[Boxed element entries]
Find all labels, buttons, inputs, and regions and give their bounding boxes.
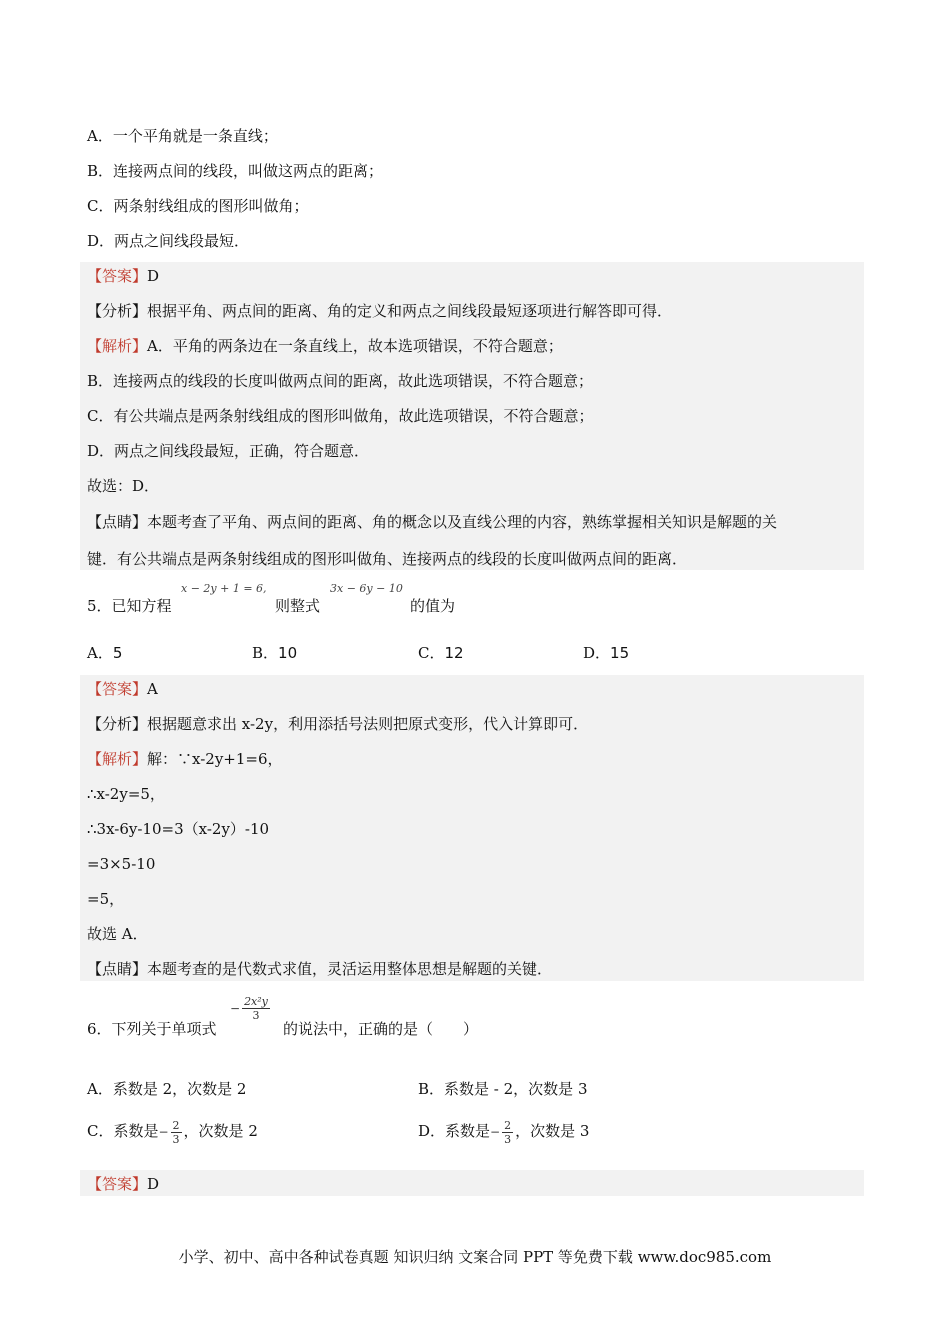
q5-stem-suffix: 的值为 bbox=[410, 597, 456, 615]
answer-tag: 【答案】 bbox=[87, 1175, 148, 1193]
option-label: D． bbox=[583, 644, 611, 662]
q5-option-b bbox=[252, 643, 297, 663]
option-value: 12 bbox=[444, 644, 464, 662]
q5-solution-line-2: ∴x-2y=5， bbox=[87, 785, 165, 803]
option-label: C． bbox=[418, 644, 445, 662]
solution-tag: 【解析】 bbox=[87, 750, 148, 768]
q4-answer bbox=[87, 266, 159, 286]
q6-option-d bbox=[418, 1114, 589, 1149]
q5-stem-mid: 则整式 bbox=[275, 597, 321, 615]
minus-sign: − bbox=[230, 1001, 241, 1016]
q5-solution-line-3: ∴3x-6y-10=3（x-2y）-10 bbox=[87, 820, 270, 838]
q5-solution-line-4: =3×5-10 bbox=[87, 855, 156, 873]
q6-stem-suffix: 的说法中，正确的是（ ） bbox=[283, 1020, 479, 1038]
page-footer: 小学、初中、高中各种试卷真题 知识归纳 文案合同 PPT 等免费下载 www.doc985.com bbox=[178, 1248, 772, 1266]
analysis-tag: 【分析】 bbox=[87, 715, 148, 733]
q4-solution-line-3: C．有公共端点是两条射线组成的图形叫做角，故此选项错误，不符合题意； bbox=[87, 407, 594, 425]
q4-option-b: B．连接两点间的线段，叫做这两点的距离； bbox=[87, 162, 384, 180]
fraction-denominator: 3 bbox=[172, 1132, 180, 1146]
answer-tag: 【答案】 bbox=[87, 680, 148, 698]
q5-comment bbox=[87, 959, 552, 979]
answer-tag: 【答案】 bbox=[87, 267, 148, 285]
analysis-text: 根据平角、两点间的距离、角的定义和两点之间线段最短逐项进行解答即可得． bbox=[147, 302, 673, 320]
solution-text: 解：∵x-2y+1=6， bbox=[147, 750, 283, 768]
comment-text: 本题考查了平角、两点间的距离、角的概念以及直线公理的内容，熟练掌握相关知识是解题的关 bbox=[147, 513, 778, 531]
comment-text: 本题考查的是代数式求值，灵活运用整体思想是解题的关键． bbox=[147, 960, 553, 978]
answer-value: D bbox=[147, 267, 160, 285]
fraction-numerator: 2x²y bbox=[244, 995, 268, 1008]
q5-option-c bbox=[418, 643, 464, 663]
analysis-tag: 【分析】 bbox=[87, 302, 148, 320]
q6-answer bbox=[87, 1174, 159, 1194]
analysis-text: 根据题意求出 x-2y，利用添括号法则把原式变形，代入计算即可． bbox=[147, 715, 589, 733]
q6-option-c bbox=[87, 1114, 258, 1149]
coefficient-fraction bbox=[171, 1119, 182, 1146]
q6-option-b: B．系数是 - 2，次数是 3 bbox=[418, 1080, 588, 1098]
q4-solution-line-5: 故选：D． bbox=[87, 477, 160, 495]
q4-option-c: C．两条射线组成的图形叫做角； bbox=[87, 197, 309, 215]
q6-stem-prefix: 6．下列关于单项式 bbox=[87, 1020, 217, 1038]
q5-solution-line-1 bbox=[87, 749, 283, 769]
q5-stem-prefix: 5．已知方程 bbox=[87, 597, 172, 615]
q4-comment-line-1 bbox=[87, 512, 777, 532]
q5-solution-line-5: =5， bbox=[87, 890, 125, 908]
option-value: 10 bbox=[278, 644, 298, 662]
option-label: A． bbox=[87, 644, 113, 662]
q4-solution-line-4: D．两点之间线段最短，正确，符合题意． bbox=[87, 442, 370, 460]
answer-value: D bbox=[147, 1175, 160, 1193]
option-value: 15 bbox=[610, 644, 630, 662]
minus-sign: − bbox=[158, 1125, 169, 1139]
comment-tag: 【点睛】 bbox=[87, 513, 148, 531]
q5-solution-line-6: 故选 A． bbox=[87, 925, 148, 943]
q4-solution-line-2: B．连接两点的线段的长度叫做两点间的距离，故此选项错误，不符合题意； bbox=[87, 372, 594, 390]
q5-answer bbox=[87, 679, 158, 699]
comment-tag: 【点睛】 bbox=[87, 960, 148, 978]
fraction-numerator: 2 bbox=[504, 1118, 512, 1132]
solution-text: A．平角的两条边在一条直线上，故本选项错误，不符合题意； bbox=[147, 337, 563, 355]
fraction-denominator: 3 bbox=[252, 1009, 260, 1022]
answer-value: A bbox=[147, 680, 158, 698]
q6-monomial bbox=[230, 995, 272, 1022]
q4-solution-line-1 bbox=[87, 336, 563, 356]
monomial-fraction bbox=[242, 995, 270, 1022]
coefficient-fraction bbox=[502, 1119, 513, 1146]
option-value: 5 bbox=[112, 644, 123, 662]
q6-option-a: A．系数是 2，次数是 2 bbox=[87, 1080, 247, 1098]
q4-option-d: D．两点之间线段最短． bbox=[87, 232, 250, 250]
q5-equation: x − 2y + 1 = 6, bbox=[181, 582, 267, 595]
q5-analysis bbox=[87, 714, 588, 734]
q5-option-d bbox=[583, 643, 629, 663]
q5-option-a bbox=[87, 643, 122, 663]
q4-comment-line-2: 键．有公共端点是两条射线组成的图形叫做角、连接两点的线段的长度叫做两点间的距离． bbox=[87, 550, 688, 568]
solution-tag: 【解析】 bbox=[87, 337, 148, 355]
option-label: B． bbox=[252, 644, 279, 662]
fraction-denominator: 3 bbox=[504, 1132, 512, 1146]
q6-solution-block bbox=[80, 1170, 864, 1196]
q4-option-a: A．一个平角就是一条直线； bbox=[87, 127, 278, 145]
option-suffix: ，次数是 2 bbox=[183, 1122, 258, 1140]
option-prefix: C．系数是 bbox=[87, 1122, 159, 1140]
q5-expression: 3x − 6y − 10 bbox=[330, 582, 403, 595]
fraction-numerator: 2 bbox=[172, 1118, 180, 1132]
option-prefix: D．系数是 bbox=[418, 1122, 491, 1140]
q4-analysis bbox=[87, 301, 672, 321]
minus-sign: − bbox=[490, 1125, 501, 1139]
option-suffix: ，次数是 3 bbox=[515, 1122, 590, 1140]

Do this — Update the entries starting with the line containing "q5-stem-suffix: 的值为 bbox=[410, 597, 456, 615]" and going on through the line containing "page-footer: 小学、初中、高中各种试卷真题 知识归纳", changing "option-label" to "choice-label" and keeping everything else the same. Give back only those lines.

Reply —
q5-stem-suffix: 的值为 bbox=[410, 597, 456, 615]
answer-tag: 【答案】 bbox=[87, 1175, 148, 1193]
choice-label: D． bbox=[583, 644, 611, 662]
q5-option-b bbox=[252, 643, 297, 663]
option-value: 12 bbox=[444, 644, 464, 662]
q5-solution-line-2: ∴x-2y=5， bbox=[87, 785, 165, 803]
choice-label: C． bbox=[418, 644, 445, 662]
solution-tag: 【解析】 bbox=[87, 750, 148, 768]
q4-answer bbox=[87, 266, 159, 286]
q6-option-d bbox=[418, 1114, 589, 1149]
q5-stem-mid: 则整式 bbox=[275, 597, 321, 615]
minus-sign: − bbox=[230, 1001, 241, 1016]
q5-solution-line-3: ∴3x-6y-10=3（x-2y）-10 bbox=[87, 820, 270, 838]
q5-solution-line-4: =3×5-10 bbox=[87, 855, 156, 873]
q6-stem-suffix: 的说法中，正确的是（ ） bbox=[283, 1020, 479, 1038]
page-footer: 小学、初中、高中各种试卷真题 知识归纳 文案合同 PPT 等免费下载 www.doc985.com bbox=[178, 1248, 772, 1266]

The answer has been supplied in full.